[Written problem]
Write the data out again exactly, with no pictures.

·····

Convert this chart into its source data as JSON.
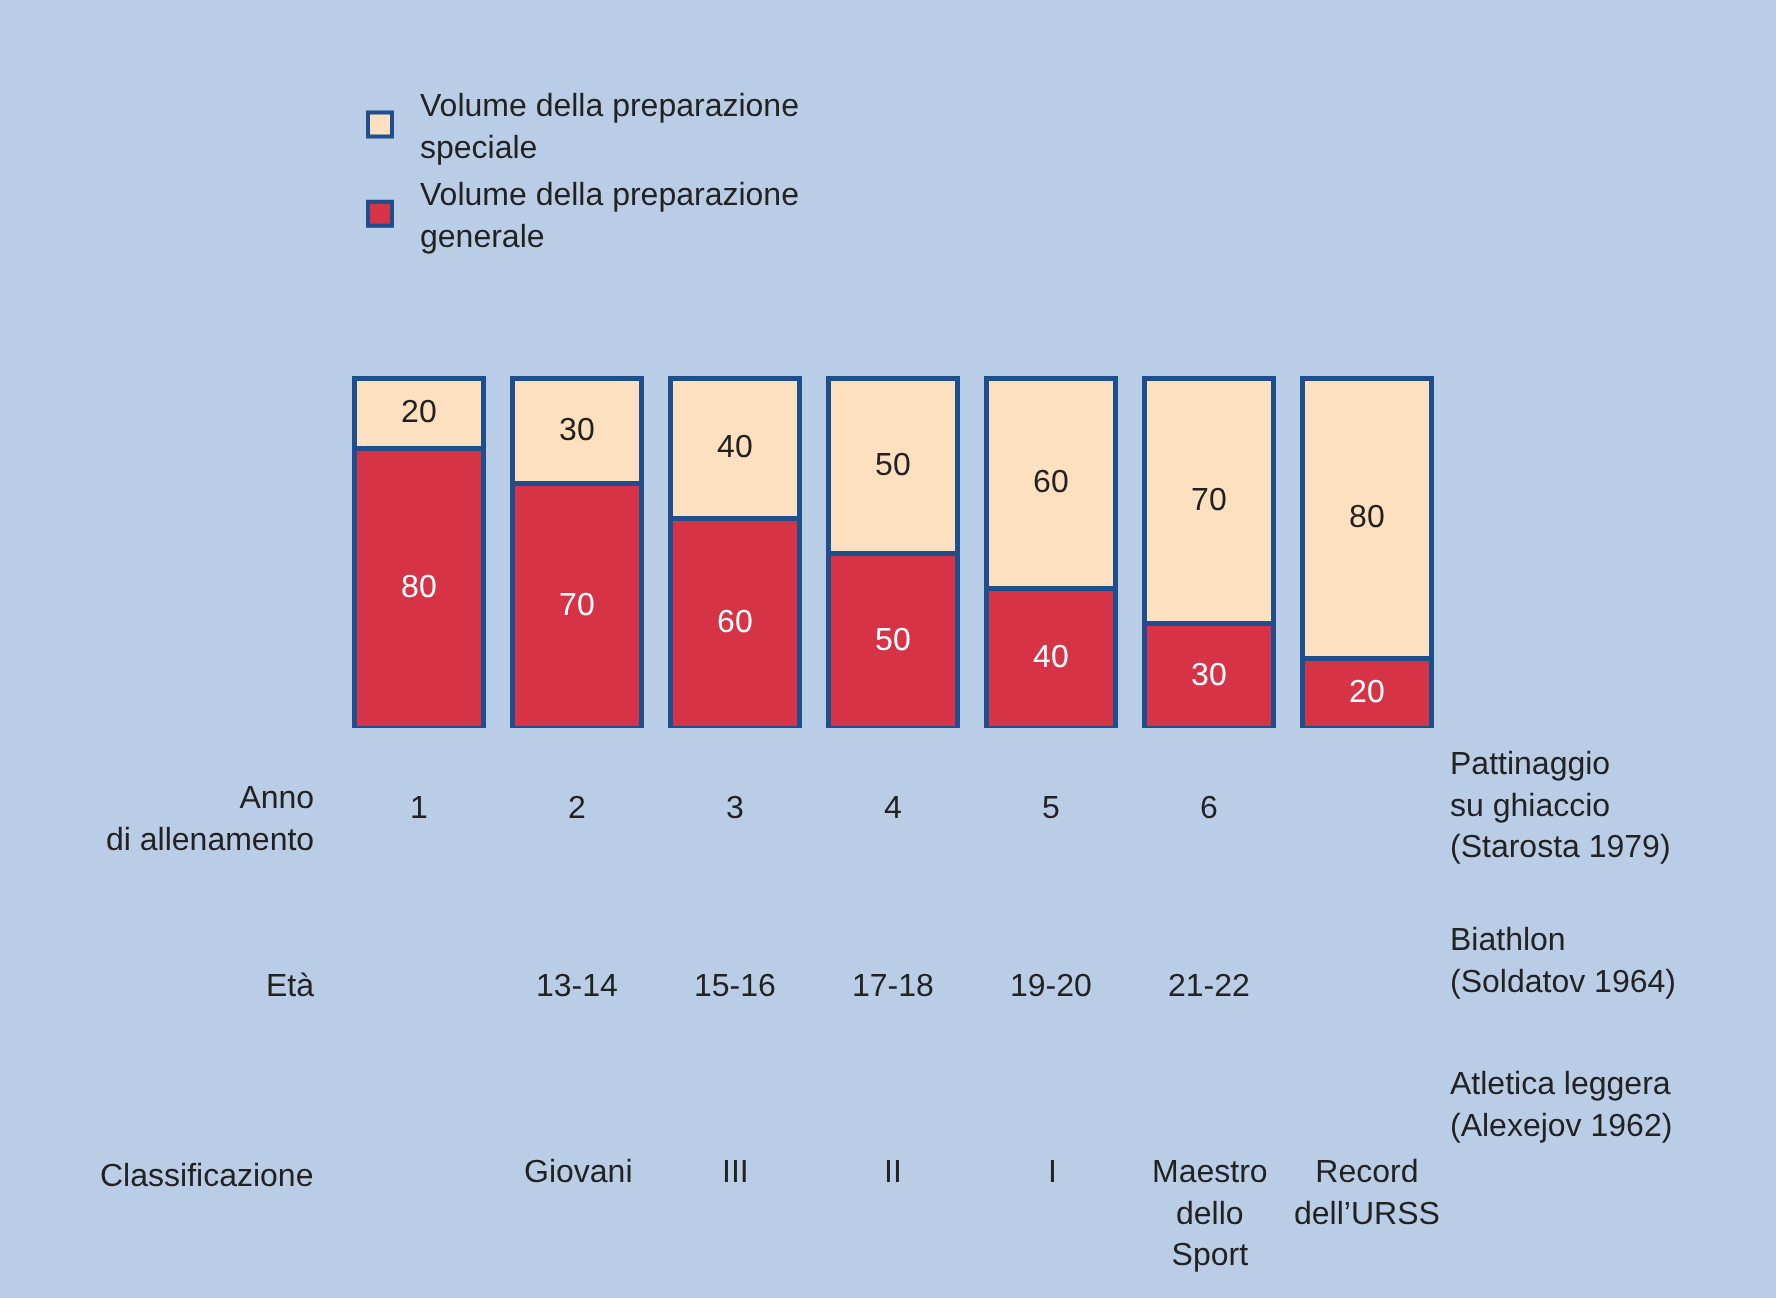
{
  "chart_data": {
    "type": "bar",
    "stacked": true,
    "data_labels": true,
    "legend": "top left",
    "grid": false,
    "categories": [
      "1",
      "2",
      "3",
      "4",
      "5",
      "6",
      null
    ],
    "series": [
      {
        "name": "Volume della preparazione\ngenerale",
        "color": "#d63347",
        "values": [
          80,
          70,
          60,
          50,
          40,
          30,
          20
        ]
      },
      {
        "name": "Volume della preparazione\nspeciale",
        "color": "#fde0bf",
        "values": [
          20,
          30,
          40,
          50,
          60,
          70,
          80
        ]
      }
    ],
    "annotations": [
      "Anno\ndi allenamento",
      "Età",
      "Classificazione",
      "13-14",
      "15-16",
      "17-18",
      "19-20",
      "21-22",
      "Giovani",
      "III",
      "II",
      "I",
      "Maestro\ndello\nSport",
      "Record\ndell’URSS",
      "Pattinaggio\nsu ghiaccio\n(Starosta 1979)",
      "Biathlon\n(Soldatov 1964)",
      "Atletica leggera\n(Alexejov 1962)"
    ]
  }
}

·····

[Task output]
Convert this chart into its source data as JSON.
{
  "chart_data": {
    "type": "bar",
    "stacked": true,
    "data_labels": true,
    "legend": "top left",
    "grid": false,
    "categories": [
      "1",
      "2",
      "3",
      "4",
      "5",
      "6",
      null
    ],
    "series": [
      {
        "name": "Volume della preparazione\ngenerale",
        "color": "#d63347",
        "values": [
          80,
          70,
          60,
          50,
          40,
          30,
          20
        ]
      },
      {
        "name": "Volume della preparazione\nspeciale",
        "color": "#fde0bf",
        "values": [
          20,
          30,
          40,
          50,
          60,
          70,
          80
        ]
      }
    ],
    "annotations": [
      "Anno\ndi allenamento",
      "Età",
      "Classificazione",
      "13-14",
      "15-16",
      "17-18",
      "19-20",
      "21-22",
      "Giovani",
      "III",
      "II",
      "I",
      "Maestro\ndello\nSport",
      "Record\ndell’URSS",
      "Pattinaggio\nsu ghiaccio\n(Starosta 1979)",
      "Biathlon\n(Soldatov 1964)",
      "Atletica leggera\n(Alexejov 1962)"
    ]
  }
}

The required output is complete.